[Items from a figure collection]
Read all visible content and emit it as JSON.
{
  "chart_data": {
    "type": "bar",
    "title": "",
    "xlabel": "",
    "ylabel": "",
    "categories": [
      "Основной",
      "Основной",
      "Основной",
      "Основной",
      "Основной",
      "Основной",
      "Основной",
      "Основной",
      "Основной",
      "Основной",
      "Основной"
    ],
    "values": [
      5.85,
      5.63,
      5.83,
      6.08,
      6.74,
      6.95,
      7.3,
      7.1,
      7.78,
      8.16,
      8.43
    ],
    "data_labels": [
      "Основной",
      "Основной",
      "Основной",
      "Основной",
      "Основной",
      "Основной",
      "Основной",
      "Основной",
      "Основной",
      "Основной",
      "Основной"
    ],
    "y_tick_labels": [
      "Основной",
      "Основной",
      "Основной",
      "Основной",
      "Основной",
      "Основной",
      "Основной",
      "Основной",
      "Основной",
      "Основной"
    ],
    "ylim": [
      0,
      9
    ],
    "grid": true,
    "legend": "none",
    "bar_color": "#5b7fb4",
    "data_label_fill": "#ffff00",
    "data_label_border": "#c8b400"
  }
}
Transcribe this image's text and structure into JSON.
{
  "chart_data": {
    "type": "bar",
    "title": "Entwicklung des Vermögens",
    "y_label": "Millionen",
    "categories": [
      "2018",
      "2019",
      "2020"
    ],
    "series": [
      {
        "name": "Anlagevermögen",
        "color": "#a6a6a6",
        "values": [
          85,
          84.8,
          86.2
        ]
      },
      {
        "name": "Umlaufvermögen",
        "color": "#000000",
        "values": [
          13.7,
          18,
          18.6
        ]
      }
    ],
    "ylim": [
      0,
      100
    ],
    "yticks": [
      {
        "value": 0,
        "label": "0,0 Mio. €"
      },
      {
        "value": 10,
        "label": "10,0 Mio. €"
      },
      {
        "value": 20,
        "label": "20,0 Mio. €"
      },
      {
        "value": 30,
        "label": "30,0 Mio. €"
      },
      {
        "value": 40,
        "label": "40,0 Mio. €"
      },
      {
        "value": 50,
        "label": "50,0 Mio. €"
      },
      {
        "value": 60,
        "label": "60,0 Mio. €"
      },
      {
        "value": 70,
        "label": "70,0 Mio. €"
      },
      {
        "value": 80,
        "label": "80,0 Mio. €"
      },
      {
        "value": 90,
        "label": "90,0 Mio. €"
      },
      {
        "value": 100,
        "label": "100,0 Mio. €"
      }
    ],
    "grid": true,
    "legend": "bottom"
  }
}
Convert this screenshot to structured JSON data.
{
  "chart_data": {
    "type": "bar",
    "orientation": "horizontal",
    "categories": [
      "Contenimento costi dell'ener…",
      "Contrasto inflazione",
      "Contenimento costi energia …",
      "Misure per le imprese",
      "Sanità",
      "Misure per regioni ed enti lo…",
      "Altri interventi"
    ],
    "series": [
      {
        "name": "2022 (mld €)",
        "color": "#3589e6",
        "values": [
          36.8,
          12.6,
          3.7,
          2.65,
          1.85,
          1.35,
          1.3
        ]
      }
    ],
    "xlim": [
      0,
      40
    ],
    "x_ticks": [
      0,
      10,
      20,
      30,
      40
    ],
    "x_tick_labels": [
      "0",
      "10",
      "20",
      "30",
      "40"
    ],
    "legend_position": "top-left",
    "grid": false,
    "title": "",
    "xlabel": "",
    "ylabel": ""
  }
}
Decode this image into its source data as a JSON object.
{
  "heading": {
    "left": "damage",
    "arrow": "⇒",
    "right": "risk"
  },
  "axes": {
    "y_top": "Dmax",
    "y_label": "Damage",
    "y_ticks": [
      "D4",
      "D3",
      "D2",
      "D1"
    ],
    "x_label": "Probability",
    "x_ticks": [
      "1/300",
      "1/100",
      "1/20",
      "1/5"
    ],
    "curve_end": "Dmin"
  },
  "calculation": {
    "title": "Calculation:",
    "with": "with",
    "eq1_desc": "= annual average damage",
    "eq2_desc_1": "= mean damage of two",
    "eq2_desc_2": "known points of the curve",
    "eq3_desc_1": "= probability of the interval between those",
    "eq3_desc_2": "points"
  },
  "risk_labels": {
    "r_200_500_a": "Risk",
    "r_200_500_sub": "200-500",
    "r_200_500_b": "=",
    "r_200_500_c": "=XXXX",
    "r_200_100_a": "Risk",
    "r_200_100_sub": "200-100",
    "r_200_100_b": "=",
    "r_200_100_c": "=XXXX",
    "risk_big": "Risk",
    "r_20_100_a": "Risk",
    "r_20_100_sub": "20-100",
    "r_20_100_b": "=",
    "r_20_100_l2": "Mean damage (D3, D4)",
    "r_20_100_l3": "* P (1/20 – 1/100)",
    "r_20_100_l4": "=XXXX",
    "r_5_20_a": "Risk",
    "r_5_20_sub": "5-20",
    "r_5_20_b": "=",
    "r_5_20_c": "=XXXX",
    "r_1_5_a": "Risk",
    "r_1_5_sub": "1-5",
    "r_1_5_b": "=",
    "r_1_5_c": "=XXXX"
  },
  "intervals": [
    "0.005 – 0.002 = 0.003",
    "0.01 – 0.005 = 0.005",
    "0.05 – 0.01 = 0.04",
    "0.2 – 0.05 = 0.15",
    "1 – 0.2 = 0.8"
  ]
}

**Required task:**
Extract the whole listing, character for character.

**Answer to this exercise:**
Read all visible content and emit it as JSON.
{
  "chart_data": {
    "type": "bar",
    "title": "",
    "xlabel": "",
    "ylabel": "",
    "categories": [
      "Основной",
      "Основной",
      "Основной",
      "Основной",
      "Основной",
      "Основной",
      "Основной",
      "Основной",
      "Основной",
      "Основной",
      "Основной"
    ],
    "values": [
      5.85,
      5.63,
      5.83,
      6.08,
      6.74,
      6.95,
      7.3,
      7.1,
      7.78,
      8.16,
      8.43
    ],
    "data_labels": [
      "Основной",
      "Основной",
      "Основной",
      "Основной",
      "Основной",
      "Основной",
      "Основной",
      "Основной",
      "Основной",
      "Основной",
      "Основной"
    ],
    "y_tick_labels": [
      "Основной",
      "Основной",
      "Основной",
      "Основной",
      "Основной",
      "Основной",
      "Основной",
      "Основной",
      "Основной",
      "Основной"
    ],
    "ylim": [
      0,
      9
    ],
    "grid": true,
    "legend": "none",
    "bar_color": "#5b7fb4",
    "data_label_fill": "#ffff00",
    "data_label_border": "#c8b400"
  }
}
Transcribe this image's text and structure into JSON.
{
  "chart_data": {
    "type": "bar",
    "title": "Entwicklung des Vermögens",
    "y_label": "Millionen",
    "categories": [
      "2018",
      "2019",
      "2020"
    ],
    "series": [
      {
        "name": "Anlagevermögen",
        "color": "#a6a6a6",
        "values": [
          85,
          84.8,
          86.2
        ]
      },
      {
        "name": "Umlaufvermögen",
        "color": "#000000",
        "values": [
          13.7,
          18,
          18.6
        ]
      }
    ],
    "ylim": [
      0,
      100
    ],
    "yticks": [
      {
        "value": 0,
        "label": "0,0 Mio. €"
      },
      {
        "value": 10,
        "label": "10,0 Mio. €"
      },
      {
        "value": 20,
        "label": "20,0 Mio. €"
      },
      {
        "value": 30,
        "label": "30,0 Mio. €"
      },
      {
        "value": 40,
        "label": "40,0 Mio. €"
      },
      {
        "value": 50,
        "label": "50,0 Mio. €"
      },
      {
        "value": 60,
        "label": "60,0 Mio. €"
      },
      {
        "value": 70,
        "label": "70,0 Mio. €"
      },
      {
        "value": 80,
        "label": "80,0 Mio. €"
      },
      {
        "value": 90,
        "label": "90,0 Mio. €"
      },
      {
        "value": 100,
        "label": "100,0 Mio. €"
      }
    ],
    "grid": true,
    "legend": "bottom"
  }
}
Convert this screenshot to structured JSON data.
{
  "chart_data": {
    "type": "bar",
    "orientation": "horizontal",
    "categories": [
      "Contenimento costi dell'ener…",
      "Contrasto inflazione",
      "Contenimento costi energia …",
      "Misure per le imprese",
      "Sanità",
      "Misure per regioni ed enti lo…",
      "Altri interventi"
    ],
    "series": [
      {
        "name": "2022 (mld €)",
        "color": "#3589e6",
        "values": [
          36.8,
          12.6,
          3.7,
          2.65,
          1.85,
          1.35,
          1.3
        ]
      }
    ],
    "xlim": [
      0,
      40
    ],
    "x_ticks": [
      0,
      10,
      20,
      30,
      40
    ],
    "x_tick_labels": [
      "0",
      "10",
      "20",
      "30",
      "40"
    ],
    "legend_position": "top-left",
    "grid": false,
    "title": "",
    "xlabel": "",
    "ylabel": ""
  }
}
Decode this image into its source data as a JSON object.
{
  "heading": {
    "left": "damage",
    "arrow": "⇒",
    "right": "risk"
  },
  "axes": {
    "y_top": "Dmax",
    "y_label": "Damage",
    "y_ticks": [
      "D4",
      "D3",
      "D2",
      "D1"
    ],
    "x_label": "Probability",
    "x_ticks": [
      "1/300",
      "1/100",
      "1/20",
      "1/5"
    ],
    "curve_end": "Dmin"
  },
  "calculation": {
    "title": "Calculation:",
    "with": "with",
    "eq1_desc": "= annual average damage",
    "eq2_desc_1": "= mean damage of two",
    "eq2_desc_2": "known points of the curve",
    "eq3_desc_1": "= probability of the interval between those",
    "eq3_desc_2": "points"
  },
  "risk_labels": {
    "r_200_500_a": "Risk",
    "r_200_500_sub": "200-500",
    "r_200_500_b": "=",
    "r_200_500_c": "=XXXX",
    "r_200_100_a": "Risk",
    "r_200_100_sub": "200-100",
    "r_200_100_b": "=",
    "r_200_100_c": "=XXXX",
    "risk_big": "Risk",
    "r_20_100_a": "Risk",
    "r_20_100_sub": "20-100",
    "r_20_100_b": "=",
    "r_20_100_l2": "Mean damage (D3, D4)",
    "r_20_100_l3": "* P (1/20 – 1/100)",
    "r_20_100_l4": "=XXXX",
    "r_5_20_a": "Risk",
    "r_5_20_sub": "5-20",
    "r_5_20_b": "=",
    "r_5_20_c": "=XXXX",
    "r_1_5_a": "Risk",
    "r_1_5_sub": "1-5",
    "r_1_5_b": "=",
    "r_1_5_c": "=XXXX"
  },
  "intervals": [
    "0.005 – 0.002 = 0.003",
    "0.01 – 0.005 = 0.005",
    "0.05 – 0.01 = 0.04",
    "0.2 – 0.05 = 0.15",
    "1 – 0.2 = 0.8"
  ]
}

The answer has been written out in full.